Source data
____
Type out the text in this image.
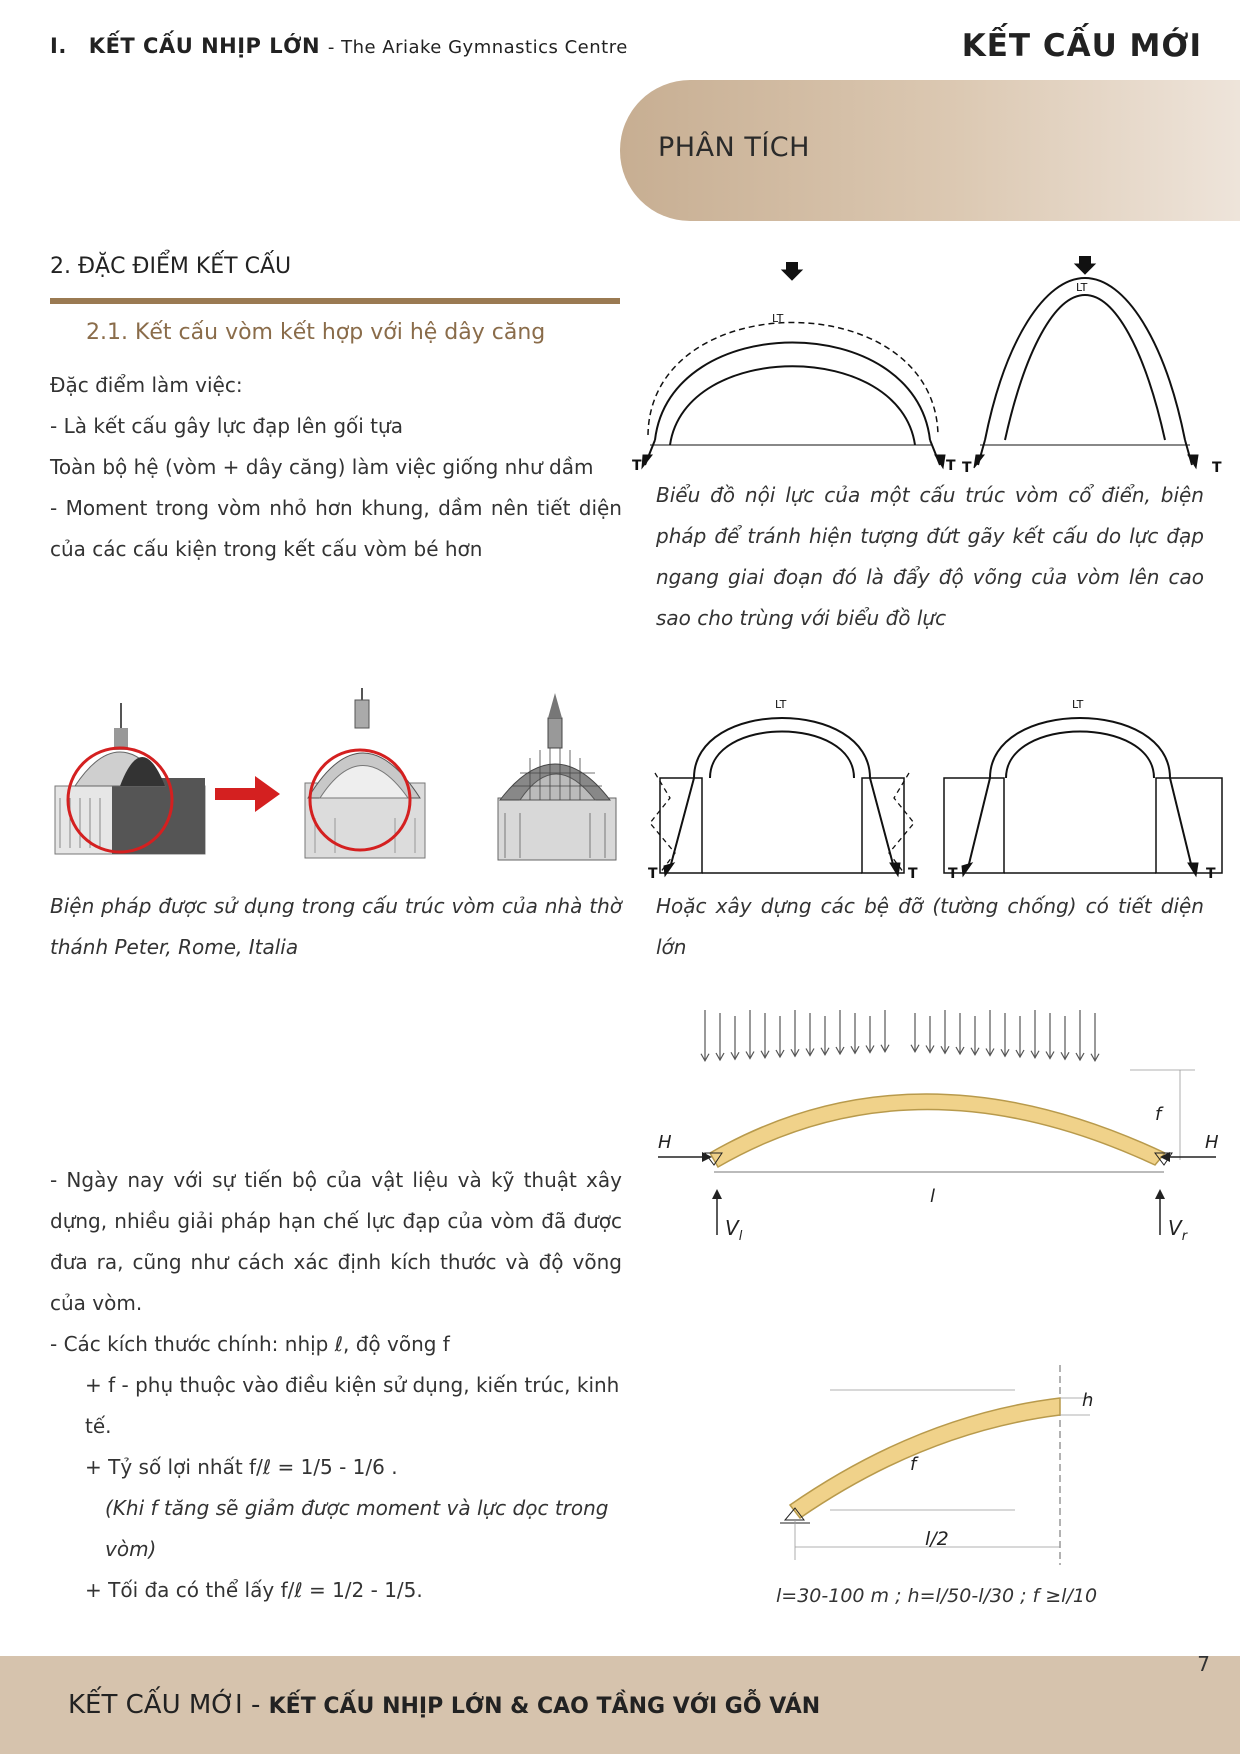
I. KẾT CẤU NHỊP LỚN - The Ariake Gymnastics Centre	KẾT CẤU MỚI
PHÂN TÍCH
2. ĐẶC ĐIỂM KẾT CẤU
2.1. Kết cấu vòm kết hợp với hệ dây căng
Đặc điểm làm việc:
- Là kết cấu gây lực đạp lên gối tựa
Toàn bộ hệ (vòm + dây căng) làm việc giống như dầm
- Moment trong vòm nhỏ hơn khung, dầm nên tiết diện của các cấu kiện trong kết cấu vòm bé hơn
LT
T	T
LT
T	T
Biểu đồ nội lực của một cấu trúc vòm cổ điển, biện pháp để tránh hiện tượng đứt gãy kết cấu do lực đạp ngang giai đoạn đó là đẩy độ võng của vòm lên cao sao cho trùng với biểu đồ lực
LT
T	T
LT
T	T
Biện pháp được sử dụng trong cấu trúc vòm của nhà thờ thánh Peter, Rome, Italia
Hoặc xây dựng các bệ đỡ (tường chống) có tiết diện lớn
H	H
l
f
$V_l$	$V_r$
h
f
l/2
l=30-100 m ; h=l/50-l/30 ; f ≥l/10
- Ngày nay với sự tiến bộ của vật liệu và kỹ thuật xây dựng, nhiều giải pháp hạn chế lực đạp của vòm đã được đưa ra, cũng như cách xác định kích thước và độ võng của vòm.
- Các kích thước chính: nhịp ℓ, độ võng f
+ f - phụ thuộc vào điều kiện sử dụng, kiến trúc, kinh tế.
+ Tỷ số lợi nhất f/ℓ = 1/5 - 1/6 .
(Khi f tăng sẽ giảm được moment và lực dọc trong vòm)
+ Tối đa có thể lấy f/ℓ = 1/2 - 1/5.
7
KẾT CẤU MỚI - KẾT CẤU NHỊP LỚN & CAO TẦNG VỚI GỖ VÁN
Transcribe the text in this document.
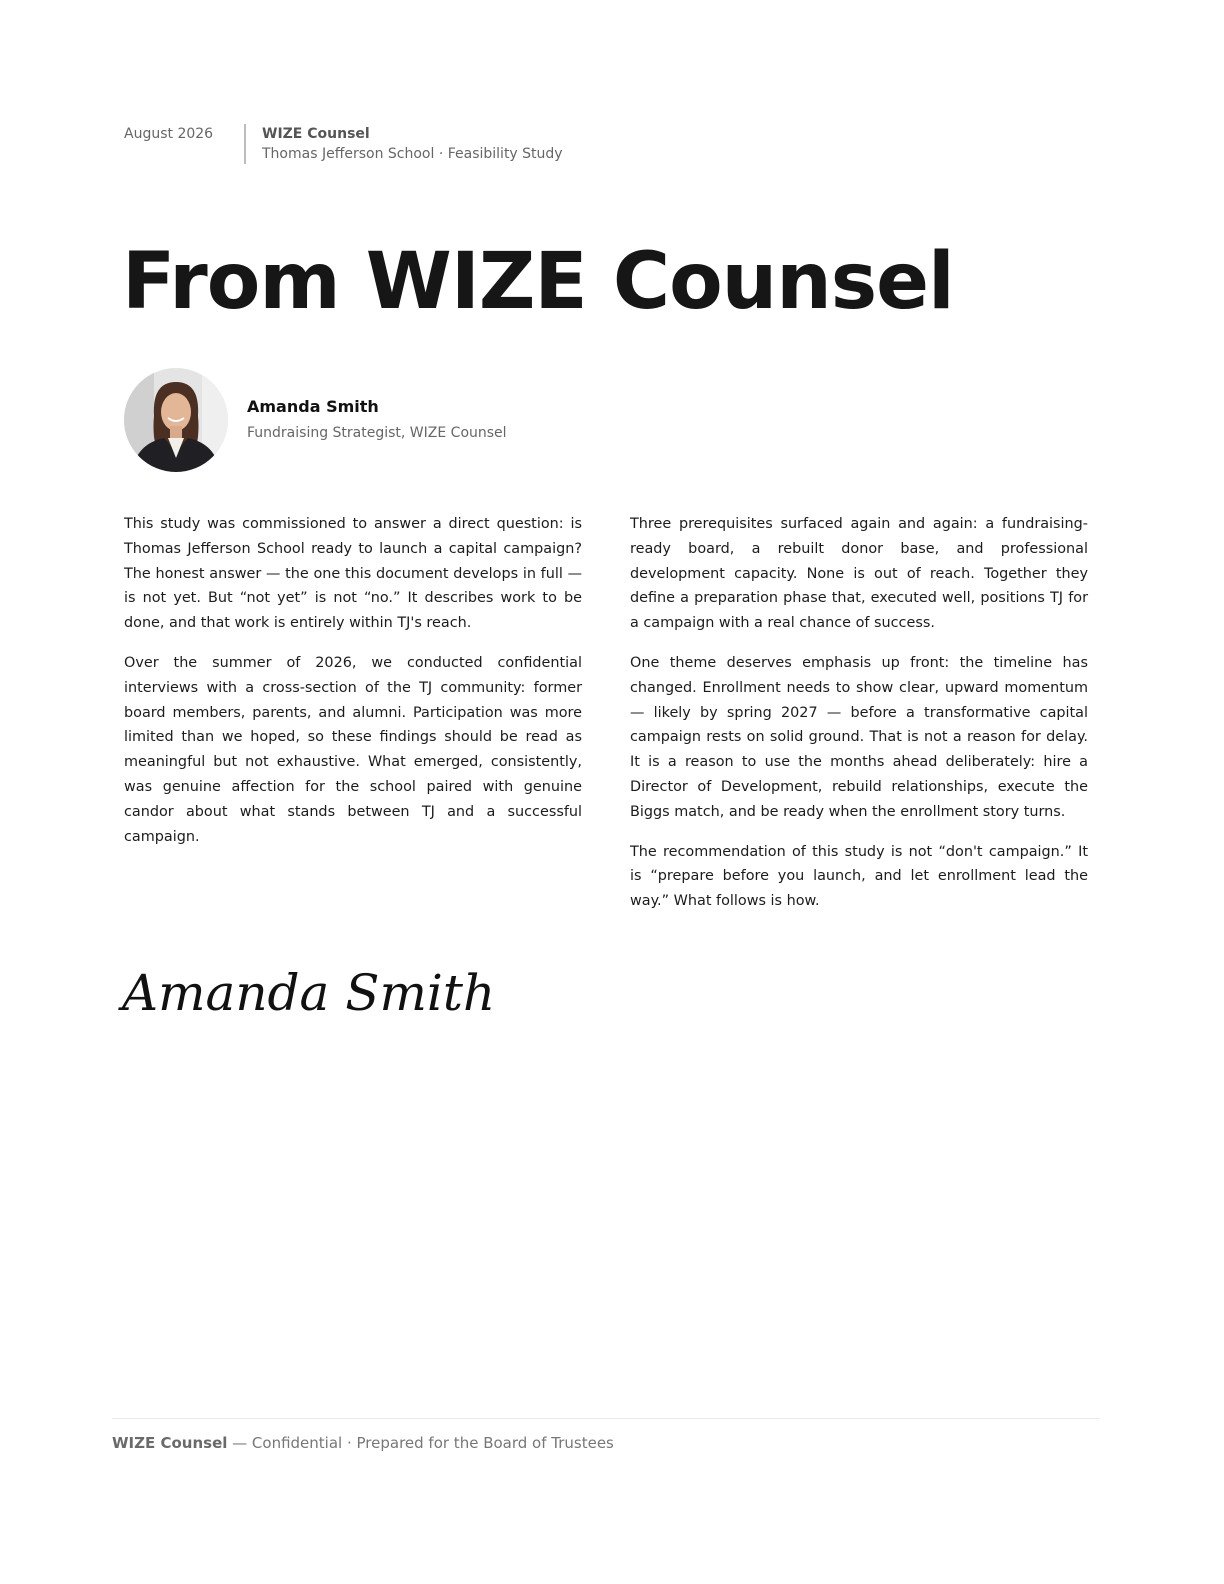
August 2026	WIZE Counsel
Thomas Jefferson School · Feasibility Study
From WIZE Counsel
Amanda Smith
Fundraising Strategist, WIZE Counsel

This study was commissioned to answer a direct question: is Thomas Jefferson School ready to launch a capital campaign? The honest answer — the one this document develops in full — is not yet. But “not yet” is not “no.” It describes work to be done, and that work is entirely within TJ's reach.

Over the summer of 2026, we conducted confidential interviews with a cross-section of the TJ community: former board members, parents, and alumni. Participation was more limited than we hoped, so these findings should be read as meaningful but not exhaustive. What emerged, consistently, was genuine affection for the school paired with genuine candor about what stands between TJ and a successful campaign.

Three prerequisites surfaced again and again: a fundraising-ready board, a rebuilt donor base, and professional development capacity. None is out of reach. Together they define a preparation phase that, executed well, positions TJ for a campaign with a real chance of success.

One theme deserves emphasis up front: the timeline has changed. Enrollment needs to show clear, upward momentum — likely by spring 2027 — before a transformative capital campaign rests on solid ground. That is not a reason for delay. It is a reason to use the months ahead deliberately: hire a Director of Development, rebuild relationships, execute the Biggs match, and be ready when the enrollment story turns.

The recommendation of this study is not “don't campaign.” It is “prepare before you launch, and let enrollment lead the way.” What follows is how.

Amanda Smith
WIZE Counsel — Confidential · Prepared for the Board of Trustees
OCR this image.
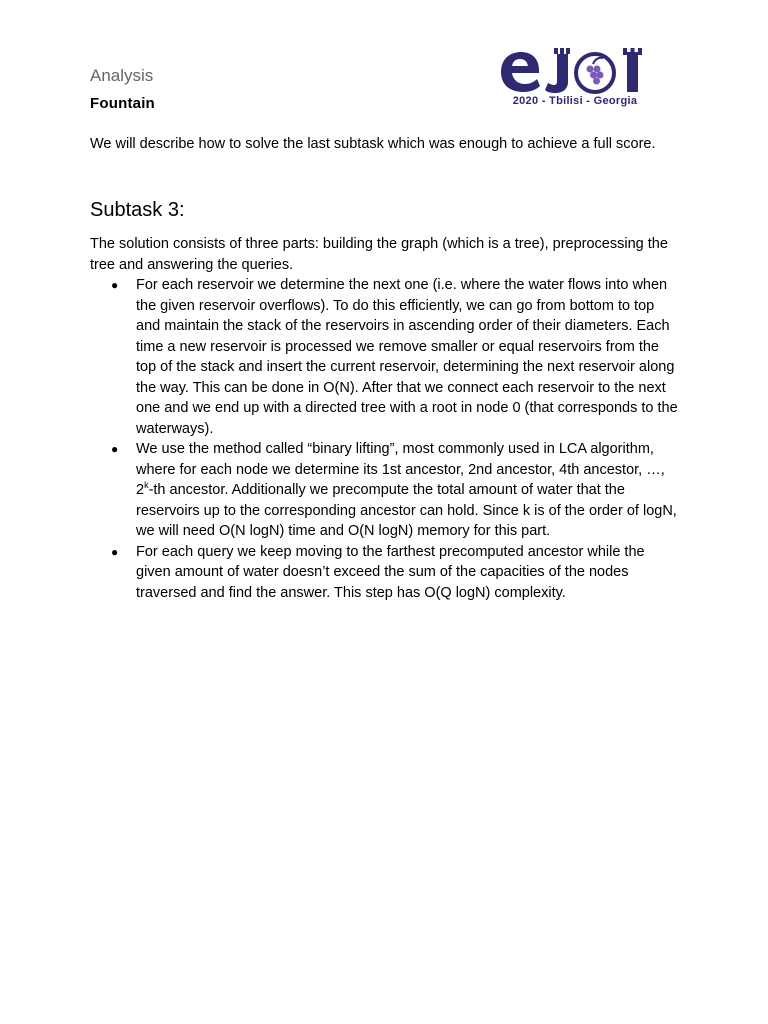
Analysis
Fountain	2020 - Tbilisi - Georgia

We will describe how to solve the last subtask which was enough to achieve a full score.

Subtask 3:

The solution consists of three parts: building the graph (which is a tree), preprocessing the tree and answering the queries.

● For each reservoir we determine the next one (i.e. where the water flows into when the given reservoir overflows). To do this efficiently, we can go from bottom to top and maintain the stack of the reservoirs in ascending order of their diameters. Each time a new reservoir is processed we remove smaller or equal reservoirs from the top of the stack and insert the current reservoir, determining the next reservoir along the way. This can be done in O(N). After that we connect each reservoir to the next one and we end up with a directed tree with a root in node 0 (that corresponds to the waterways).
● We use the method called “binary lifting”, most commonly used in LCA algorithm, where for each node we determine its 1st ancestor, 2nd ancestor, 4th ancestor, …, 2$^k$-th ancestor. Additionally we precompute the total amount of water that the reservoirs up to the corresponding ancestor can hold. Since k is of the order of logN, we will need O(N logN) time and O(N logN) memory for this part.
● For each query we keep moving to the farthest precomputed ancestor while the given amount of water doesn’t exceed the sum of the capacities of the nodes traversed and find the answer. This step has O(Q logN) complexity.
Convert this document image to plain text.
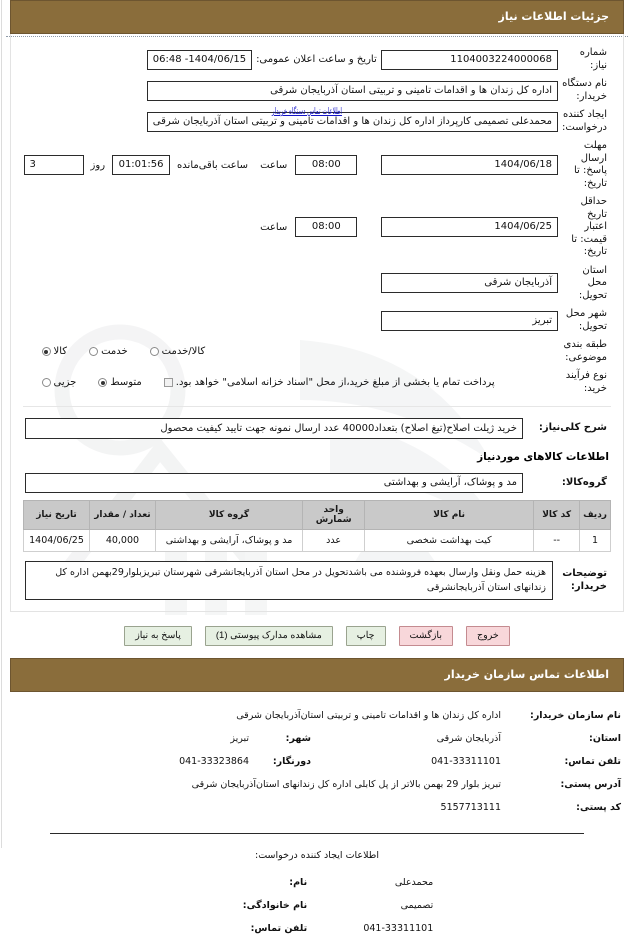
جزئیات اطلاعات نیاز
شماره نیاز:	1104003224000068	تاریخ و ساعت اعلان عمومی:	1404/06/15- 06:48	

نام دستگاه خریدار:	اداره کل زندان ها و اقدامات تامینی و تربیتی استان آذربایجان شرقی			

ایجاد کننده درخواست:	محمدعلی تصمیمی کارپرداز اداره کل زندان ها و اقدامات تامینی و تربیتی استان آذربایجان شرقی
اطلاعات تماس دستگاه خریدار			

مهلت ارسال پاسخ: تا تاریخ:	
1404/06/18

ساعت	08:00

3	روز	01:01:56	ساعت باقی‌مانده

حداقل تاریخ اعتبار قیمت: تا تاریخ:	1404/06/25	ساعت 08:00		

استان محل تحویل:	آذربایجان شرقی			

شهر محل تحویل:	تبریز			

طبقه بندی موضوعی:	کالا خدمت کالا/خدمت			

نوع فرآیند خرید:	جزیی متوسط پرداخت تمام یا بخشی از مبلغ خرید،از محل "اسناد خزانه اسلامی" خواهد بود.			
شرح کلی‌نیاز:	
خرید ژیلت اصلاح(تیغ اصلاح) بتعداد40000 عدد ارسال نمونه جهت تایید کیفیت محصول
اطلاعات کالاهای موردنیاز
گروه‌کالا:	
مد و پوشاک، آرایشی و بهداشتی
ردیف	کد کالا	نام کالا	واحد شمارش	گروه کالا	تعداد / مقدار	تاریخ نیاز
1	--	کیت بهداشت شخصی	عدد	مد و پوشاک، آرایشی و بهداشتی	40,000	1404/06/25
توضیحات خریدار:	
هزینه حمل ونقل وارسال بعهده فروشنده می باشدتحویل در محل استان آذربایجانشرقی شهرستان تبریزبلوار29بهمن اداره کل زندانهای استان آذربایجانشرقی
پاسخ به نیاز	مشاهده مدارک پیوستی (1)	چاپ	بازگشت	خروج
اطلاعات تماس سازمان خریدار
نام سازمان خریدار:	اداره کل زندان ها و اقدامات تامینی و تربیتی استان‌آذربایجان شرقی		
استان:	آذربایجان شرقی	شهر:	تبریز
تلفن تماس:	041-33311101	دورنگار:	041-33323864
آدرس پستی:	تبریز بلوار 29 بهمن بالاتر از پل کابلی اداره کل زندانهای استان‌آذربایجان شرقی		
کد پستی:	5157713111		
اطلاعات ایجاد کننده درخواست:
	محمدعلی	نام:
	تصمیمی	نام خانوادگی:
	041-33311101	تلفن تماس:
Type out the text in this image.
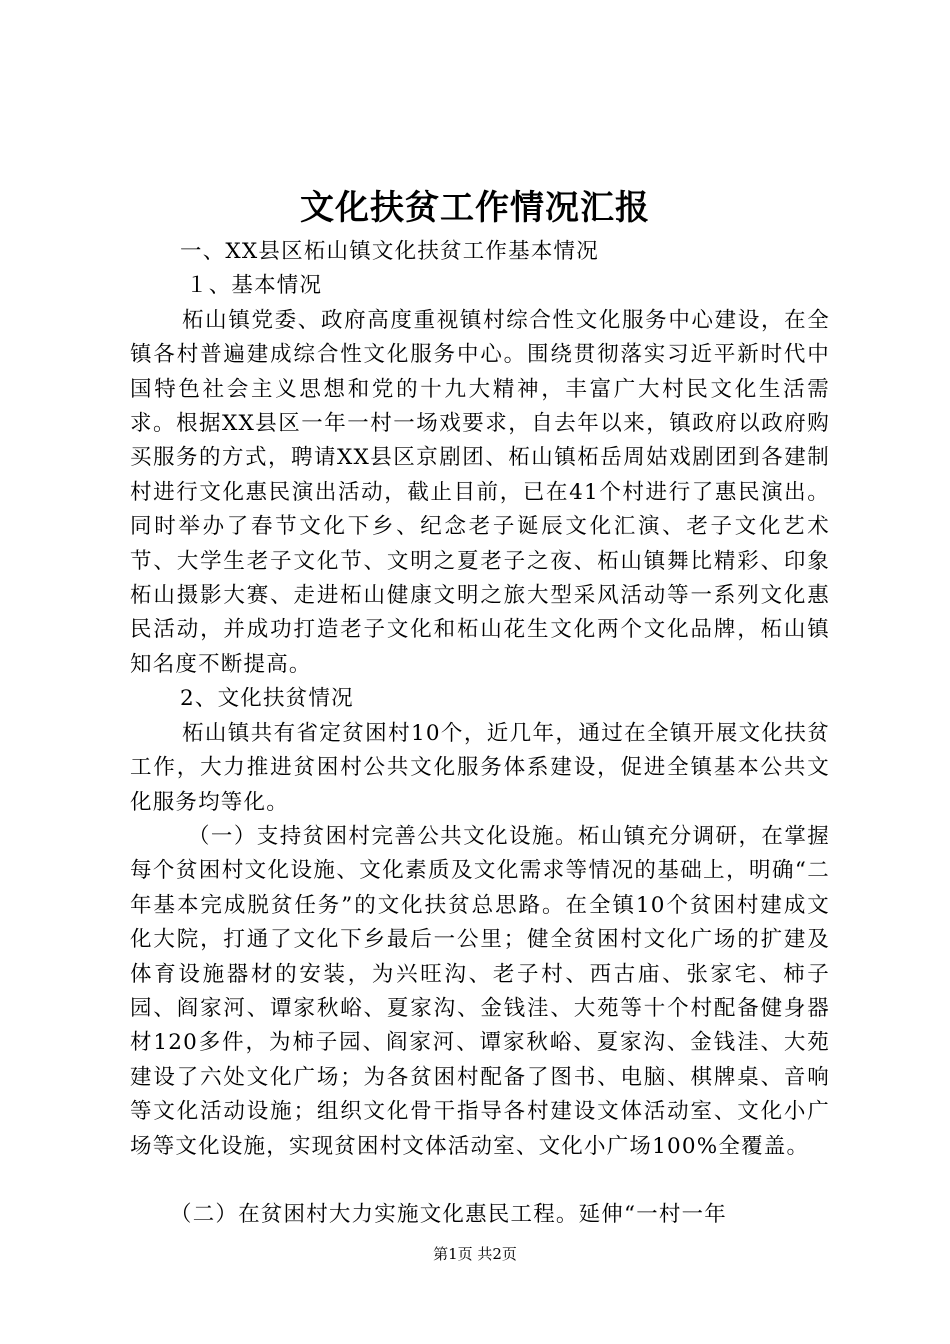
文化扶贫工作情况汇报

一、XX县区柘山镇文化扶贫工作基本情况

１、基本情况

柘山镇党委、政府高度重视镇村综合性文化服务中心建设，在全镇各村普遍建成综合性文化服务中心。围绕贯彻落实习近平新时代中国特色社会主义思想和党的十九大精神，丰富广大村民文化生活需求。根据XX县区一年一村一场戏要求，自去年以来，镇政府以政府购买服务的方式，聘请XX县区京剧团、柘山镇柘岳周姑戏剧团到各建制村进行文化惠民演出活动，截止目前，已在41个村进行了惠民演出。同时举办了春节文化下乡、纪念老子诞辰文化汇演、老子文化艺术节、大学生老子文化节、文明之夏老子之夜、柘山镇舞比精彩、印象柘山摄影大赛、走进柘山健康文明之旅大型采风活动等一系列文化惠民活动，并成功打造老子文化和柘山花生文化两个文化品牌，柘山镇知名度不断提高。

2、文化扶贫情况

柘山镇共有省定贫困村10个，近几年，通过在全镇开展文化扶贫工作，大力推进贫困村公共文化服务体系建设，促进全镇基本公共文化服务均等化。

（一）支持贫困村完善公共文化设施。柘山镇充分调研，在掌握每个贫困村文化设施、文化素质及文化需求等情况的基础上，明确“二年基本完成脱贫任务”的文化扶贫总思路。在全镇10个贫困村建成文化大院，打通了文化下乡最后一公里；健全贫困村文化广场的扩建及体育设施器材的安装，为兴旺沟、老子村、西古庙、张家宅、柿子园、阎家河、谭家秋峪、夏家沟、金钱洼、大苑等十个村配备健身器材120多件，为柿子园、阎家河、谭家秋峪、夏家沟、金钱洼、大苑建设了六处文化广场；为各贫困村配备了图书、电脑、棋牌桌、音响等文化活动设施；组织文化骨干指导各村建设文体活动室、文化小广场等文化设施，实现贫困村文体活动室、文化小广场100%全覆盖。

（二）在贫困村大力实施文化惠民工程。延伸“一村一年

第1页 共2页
____
### Task
Scan the records above, count the lines with "trong" in them, and give only the number.

### Expected output
3